:: Data entries ::

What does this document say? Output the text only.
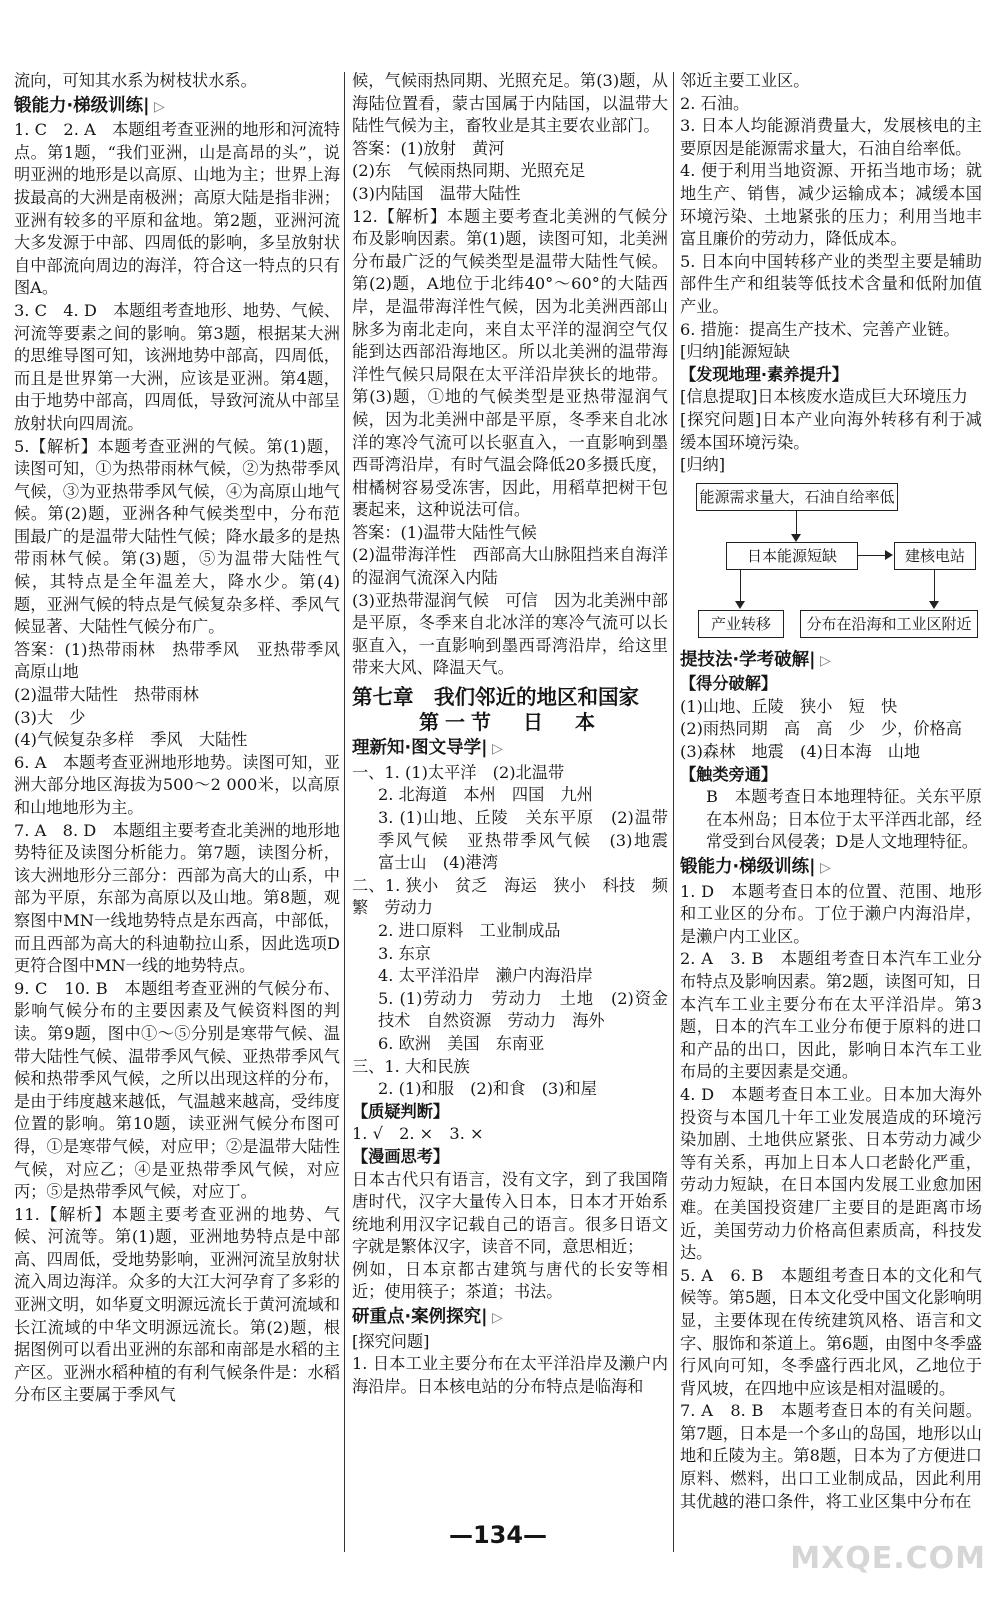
流向，可知其水系为树枝状水系。
锻能力·梯级训练| ▷
1. C　2. A　本题组考查亚洲的地形和河流特点。第1题，“我们亚洲，山是高昂的头”，说明亚洲的地形是以高原、山地为主；世界上海拔最高的大洲是南极洲；高原大陆是指非洲；亚洲有较多的平原和盆地。第2题，亚洲河流大多发源于中部、四周低的影响，多呈放射状自中部流向周边的海洋，符合这一特点的只有图A。
3. C　4. D　本题组考查地形、地势、气候、河流等要素之间的影响。第3题，根据某大洲的思维导图可知，该洲地势中部高，四周低，而且是世界第一大洲，应该是亚洲。第4题，由于地势中部高，四周低，导致河流从中部呈放射状向四周流。
5.【解析】本题考查亚洲的气候。第(1)题，读图可知，①为热带雨林气候，②为热带季风气候，③为亚热带季风气候，④为高原山地气候。第(2)题，亚洲各种气候类型中，分布范围最广的是温带大陆性气候；降水最多的是热带雨林气候。第(3)题，⑤为温带大陆性气候，其特点是全年温差大，降水少。第(4)题，亚洲气候的特点是气候复杂多样、季风气候显著、大陆性气候分布广。
答案：(1)热带雨林　热带季风　亚热带季风　高原山地
(2)温带大陆性　热带雨林
(3)大　少
(4)气候复杂多样　季风　大陆性
6. A　本题考查亚洲地形地势。读图可知，亚洲大部分地区海拔为500～2 000米，以高原和山地地形为主。
7. A　8. D　本题组主要考查北美洲的地形地势特征及读图分析能力。第7题，读图分析，该大洲地形分三部分：西部为高大的山系，中部为平原，东部为高原以及山地。第8题，观察图中MN一线地势特点是东西高，中部低，而且西部为高大的科迪勒拉山系，因此选项D更符合图中MN一线的地势特点。
9. C　10. B　本题组考查亚洲的气候分布、影响气候分布的主要因素及气候资料图的判读。第9题，图中①～⑤分别是寒带气候、温带大陆性气候、温带季风气候、亚热带季风气候和热带季风气候，之所以出现这样的分布，是由于纬度越来越低，气温越来越高，受纬度位置的影响。第10题，读亚洲气候分布图可得，①是寒带气候，对应甲；②是温带大陆性气候，对应乙；④是亚热带季风气候，对应丙；⑤是热带季风气候，对应丁。
11.【解析】本题主要考查亚洲的地势、气候、河流等。第(1)题，亚洲地势特点是中部高、四周低，受地势影响，亚洲河流呈放射状流入周边海洋。众多的大江大河孕育了多彩的亚洲文明，如华夏文明源远流长于黄河流域和长江流域的中华文明源远流长。第(2)题，根据图例可以看出亚洲的东部和南部是水稻的主产区。亚洲水稻种植的有利气候条件是：水稻分布区主要属于季风气
候，气候雨热同期、光照充足。第(3)题，从海陆位置看，蒙古国属于内陆国，以温带大陆性气候为主，畜牧业是其主要农业部门。
答案：(1)放射　黄河
(2)东　气候雨热同期、光照充足
(3)内陆国　温带大陆性
12.【解析】本题主要考查北美洲的气候分布及影响因素。第(1)题，读图可知，北美洲分布最广泛的气候类型是温带大陆性气候。第(2)题，A地位于北纬40°～60°的大陆西岸，是温带海洋性气候，因为北美洲西部山脉多为南北走向，来自太平洋的湿润空气仅能到达西部沿海地区。所以北美洲的温带海洋性气候只局限在太平洋沿岸狭长的地带。第(3)题，①地的气候类型是亚热带湿润气候，因为北美洲中部是平原，冬季来自北冰洋的寒冷气流可以长驱直入，一直影响到墨西哥湾沿岸，有时气温会降低20多摄氏度，柑橘树容易受冻害，因此，用稻草把树干包裹起来，这种说法可信。
答案：(1)温带大陆性气候
(2)温带海洋性　西部高大山脉阻挡来自海洋的湿润气流深入内陆
(3)亚热带湿润气候　可信　因为北美洲中部是平原，冬季来自北冰洋的寒冷气流可以长驱直入，一直影响到墨西哥湾沿岸，给这里带来大风、降温天气。
第七章　我们邻近的地区和国家
第一节　日　本
理新知·图文导学| ▷
一、1. (1)太平洋　(2)北温带
2. 北海道　本州　四国　九州
3. (1)山地、丘陵　关东平原　(2)温带季风气候　亚热带季风气候　(3)地震　富士山　(4)港湾
二、1. 狭小　贫乏　海运　狭小　科技　频繁　劳动力
2. 进口原料　工业制成品
3. 东京
4. 太平洋沿岸　濑户内海沿岸
5. (1)劳动力　劳动力　土地　(2)资金　技术　自然资源　劳动力　海外
6. 欧洲　美国　东南亚
三、1. 大和民族
2. (1)和服　(2)和食　(3)和屋
【质疑判断】
1. √　2. ×　3. ×
【漫画思考】
日本古代只有语言，没有文字，到了我国隋唐时代，汉字大量传入日本，日本才开始系统地利用汉字记载自己的语言。很多日语文字就是繁体汉字，读音不同，意思相近；
例如，日本京都古建筑与唐代的长安等相近；使用筷子；茶道；书法。
研重点·案例探究| ▷
[探究问题]
1. 日本工业主要分布在太平洋沿岸及濑户内海沿岸。日本核电站的分布特点是临海和
邻近主要工业区。
2. 石油。
3. 日本人均能源消费量大，发展核电的主要原因是能源需求量大，石油自给率低。
4. 便于利用当地资源、开拓当地市场；就地生产、销售，减少运输成本；减缓本国环境污染、土地紧张的压力；利用当地丰富且廉价的劳动力，降低成本。
5. 日本向中国转移产业的类型主要是辅助部件生产和组装等低技术含量和低附加值产业。
6. 措施：提高生产技术、完善产业链。
[归纳]能源短缺
【发现地理·素养提升】
[信息提取]日本核废水造成巨大环境压力
[探究问题]日本产业向海外转移有利于减缓本国环境污染。
[归纳]
能源需求量大，石油自给率低
日本能源短缺	建核电站
产业转移	分布在沿海和工业区附近
提技法·学考破解| ▷
【得分破解】
(1)山地、丘陵　狭小　短　快
(2)雨热同期　高　高　少　少，价格高
(3)森林　地震　(4)日本海　山地
【触类旁通】
B　本题考查日本地理特征。关东平原在本州岛；日本位于太平洋西北部，经常受到台风侵袭；D是人文地理特征。
锻能力·梯级训练| ▷
1. D　本题考查日本的位置、范围、地形和工业区的分布。丁位于濑户内海沿岸，是濑户内工业区。
2. A　3. B　本题组考查日本汽车工业分布特点及影响因素。第2题，读图可知，日本汽车工业主要分布在太平洋沿岸。第3题，日本的汽车工业分布便于原料的进口和产品的出口，因此，影响日本汽车工业布局的主要因素是交通。
4. D　本题考查日本工业。日本加大海外投资与本国几十年工业发展造成的环境污染加剧、土地供应紧张、日本劳动力减少等有关系，再加上日本人口老龄化严重，劳动力短缺，在日本国内发展工业愈加困难。在美国投资建厂主要目的是距离市场近，美国劳动力价格高但素质高，科技发达。
5. A　6. B　本题组考查日本的文化和气候等。第5题，日本文化受中国文化影响明显，主要体现在传统建筑风格、语言和文字、服饰和茶道上。第6题，由图中冬季盛行风向可知，冬季盛行西北风，乙地位于背风坡，在四地中应该是相对温暖的。
7. A　8. B　本题考查日本的有关问题。第7题，日本是一个多山的岛国，地形以山地和丘陵为主。第8题，日本为了方便进口原料、燃料，出口工业制成品，因此利用其优越的港口条件，将工业区集中分布在
—134—
MXQE.COM
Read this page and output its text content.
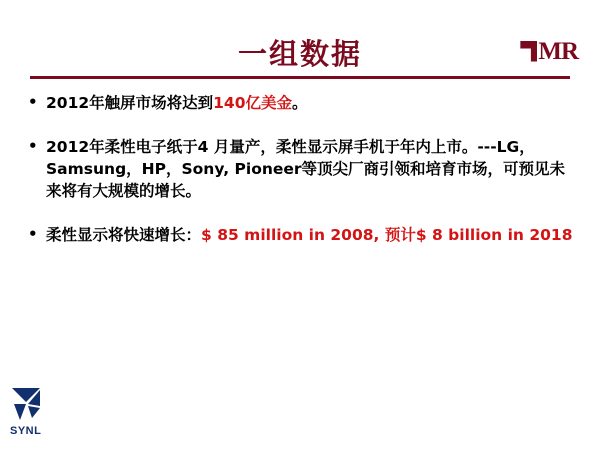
一组数据	MR
• 2012年触屏市场将达到140亿美金。
• 2012年柔性电子纸于4 月量产，柔性显示屏手机于年内上市。---LG，Samsung，HP，Sony, Pioneer等顶尖厂商引领和培育市场，可预见未来将有大规模的增长。
• 柔性显示将快速增长：$ 85 million in 2008, 预计$ 8 billion in 2018
SYNL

:::

What you are asked to do:
Exclude the pictures. Write out the remaining data exactly.

Answer for the task:
What does this document say? Output the text only.
流向，可知其水系为树枝状水系。
锻能力·梯级训练| ▷
1. C　2. A　本题组考查亚洲的地形和河流特点。第1题，“我们亚洲，山是高昂的头”，说明亚洲的地形是以高原、山地为主；世界上海拔最高的大洲是南极洲；高原大陆是指非洲；亚洲有较多的平原和盆地。第2题，亚洲河流大多发源于中部、四周低的影响，多呈放射状自中部流向周边的海洋，符合这一特点的只有图A。
3. C　4. D　本题组考查地形、地势、气候、河流等要素之间的影响。第3题，根据某大洲的思维导图可知，该洲地势中部高，四周低，而且是世界第一大洲，应该是亚洲。第4题，由于地势中部高，四周低，导致河流从中部呈放射状向四周流。
5.【解析】本题考查亚洲的气候。第(1)题，读图可知，①为热带雨林气候，②为热带季风气候，③为亚热带季风气候，④为高原山地气候。第(2)题，亚洲各种气候类型中，分布范围最广的是温带大陆性气候；降水最多的是热带雨林气候。第(3)题，⑤为温带大陆性气候，其特点是全年温差大，降水少。第(4)题，亚洲气候的特点是气候复杂多样、季风气候显著、大陆性气候分布广。
答案：(1)热带雨林　热带季风　亚热带季风　高原山地
(2)温带大陆性　热带雨林
(3)大　少
(4)气候复杂多样　季风　大陆性
6. A　本题考查亚洲地形地势。读图可知，亚洲大部分地区海拔为500～2 000米，以高原和山地地形为主。
7. A　8. D　本题组主要考查北美洲的地形地势特征及读图分析能力。第7题，读图分析，该大洲地形分三部分：西部为高大的山系，中部为平原，东部为高原以及山地。第8题，观察图中MN一线地势特点是东西高，中部低，而且西部为高大的科迪勒拉山系，因此选项D更符合图中MN一线的地势特点。
9. C　10. B　本题组考查亚洲的气候分布、影响气候分布的主要因素及气候资料图的判读。第9题，图中①～⑤分别是寒带气候、温带大陆性气候、温带季风气候、亚热带季风气候和热带季风气候，之所以出现这样的分布，是由于纬度越来越低，气温越来越高，受纬度位置的影响。第10题，读亚洲气候分布图可得，①是寒带气候，对应甲；②是温带大陆性气候，对应乙；④是亚热带季风气候，对应丙；⑤是热带季风气候，对应丁。
11.【解析】本题主要考查亚洲的地势、气候、河流等。第(1)题，亚洲地势特点是中部高、四周低，受地势影响，亚洲河流呈放射状流入周边海洋。众多的大江大河孕育了多彩的亚洲文明，如华夏文明源远流长于黄河流域和长江流域的中华文明源远流长。第(2)题，根据图例可以看出亚洲的东部和南部是水稻的主产区。亚洲水稻种植的有利气候条件是：水稻分布区主要属于季风气
候，气候雨热同期、光照充足。第(3)题，从海陆位置看，蒙古国属于内陆国，以温带大陆性气候为主，畜牧业是其主要农业部门。
答案：(1)放射　黄河
(2)东　气候雨热同期、光照充足
(3)内陆国　温带大陆性
12.【解析】本题主要考查北美洲的气候分布及影响因素。第(1)题，读图可知，北美洲分布最广泛的气候类型是温带大陆性气候。第(2)题，A地位于北纬40°～60°的大陆西岸，是温带海洋性气候，因为北美洲西部山脉多为南北走向，来自太平洋的湿润空气仅能到达西部沿海地区。所以北美洲的温带海洋性气候只局限在太平洋沿岸狭长的地带。第(3)题，①地的气候类型是亚热带湿润气候，因为北美洲中部是平原，冬季来自北冰洋的寒冷气流可以长驱直入，一直影响到墨西哥湾沿岸，有时气温会降低20多摄氏度，柑橘树容易受冻害，因此，用稻草把树干包裹起来，这种说法可信。
答案：(1)温带大陆性气候
(2)温带海洋性　西部高大山脉阻挡来自海洋的湿润气流深入内陆
(3)亚热带湿润气候　可信　因为北美洲中部是平原，冬季来自北冰洋的寒冷气流可以长驱直入，一直影响到墨西哥湾沿岸，给这里带来大风、降温天气。
第七章　我们邻近的地区和国家
第一节　日　本
理新知·图文导学| ▷
一、1. (1)太平洋　(2)北温带
2. 北海道　本州　四国　九州
3. (1)山地、丘陵　关东平原　(2)温带季风气候　亚热带季风气候　(3)地震　富士山　(4)港湾
二、1. 狭小　贫乏　海运　狭小　科技　频繁　劳动力
2. 进口原料　工业制成品
3. 东京
4. 太平洋沿岸　濑户内海沿岸
5. (1)劳动力　劳动力　土地　(2)资金　技术　自然资源　劳动力　海外
6. 欧洲　美国　东南亚
三、1. 大和民族
2. (1)和服　(2)和食　(3)和屋
【质疑判断】
1. √　2. ×　3. ×
【漫画思考】
日本古代只有语言，没有文字，到了我国隋唐时代，汉字大量传入日本，日本才开始系统地利用汉字记载自己的语言。很多日语文字就是繁体汉字，读音不同，意思相近；
例如，日本京都古建筑与唐代的长安等相近；使用筷子；茶道；书法。
研重点·案例探究| ▷
[探究问题]
1. 日本工业主要分布在太平洋沿岸及濑户内海沿岸。日本核电站的分布特点是临海和
邻近主要工业区。
2. 石油。
3. 日本人均能源消费量大，发展核电的主要原因是能源需求量大，石油自给率低。
4. 便于利用当地资源、开拓当地市场；就地生产、销售，减少运输成本；减缓本国环境污染、土地紧张的压力；利用当地丰富且廉价的劳动力，降低成本。
5. 日本向中国转移产业的类型主要是辅助部件生产和组装等低技术含量和低附加值产业。
6. 措施：提高生产技术、完善产业链。
[归纳]能源短缺
【发现地理·素养提升】
[信息提取]日本核废水造成巨大环境压力
[探究问题]日本产业向海外转移有利于减缓本国环境污染。
[归纳]
能源需求量大，石油自给率低
日本能源短缺	建核电站
产业转移	分布在沿海和工业区附近
提技法·学考破解| ▷
【得分破解】
(1)山地、丘陵　狭小　短　快
(2)雨热同期　高　高　少　少，价格高
(3)森林　地震　(4)日本海　山地
【触类旁通】
B　本题考查日本地理特征。关东平原在本州岛；日本位于太平洋西北部，经常受到台风侵袭；D是人文地理特征。
锻能力·梯级训练| ▷
1. D　本题考查日本的位置、范围、地形和工业区的分布。丁位于濑户内海沿岸，是濑户内工业区。
2. A　3. B　本题组考查日本汽车工业分布特点及影响因素。第2题，读图可知，日本汽车工业主要分布在太平洋沿岸。第3题，日本的汽车工业分布便于原料的进口和产品的出口，因此，影响日本汽车工业布局的主要因素是交通。
4. D　本题考查日本工业。日本加大海外投资与本国几十年工业发展造成的环境污染加剧、土地供应紧张、日本劳动力减少等有关系，再加上日本人口老龄化严重，劳动力短缺，在日本国内发展工业愈加困难。在美国投资建厂主要目的是距离市场近，美国劳动力价格高但素质高，科技发达。
5. A　6. B　本题组考查日本的文化和气候等。第5题，日本文化受中国文化影响明显，主要体现在传统建筑风格、语言和文字、服饰和茶道上。第6题，由图中冬季盛行风向可知，冬季盛行西北风，乙地位于背风坡，在四地中应该是相对温暖的。
7. A　8. B　本题考查日本的有关问题。第7题，日本是一个多山的岛国，地形以山地和丘陵为主。第8题，日本为了方便进口原料、燃料，出口工业制成品，因此利用其优越的港口条件，将工业区集中分布在
—134—
MXQE.COM
Read this page and output its text content.
一组数据	MR
• 2012年触屏市场将达到140亿美金。
• 2012年柔性电子纸于4 月量产，柔性显示屏手机于年内上市。---LG，Samsung，HP，Sony, Pioneer等顶尖厂商引领和培育市场，可预见未来将有大规模的增长。
• 柔性显示将快速增长：$ 85 million in 2008, 预计$ 8 billion in 2018
SYNL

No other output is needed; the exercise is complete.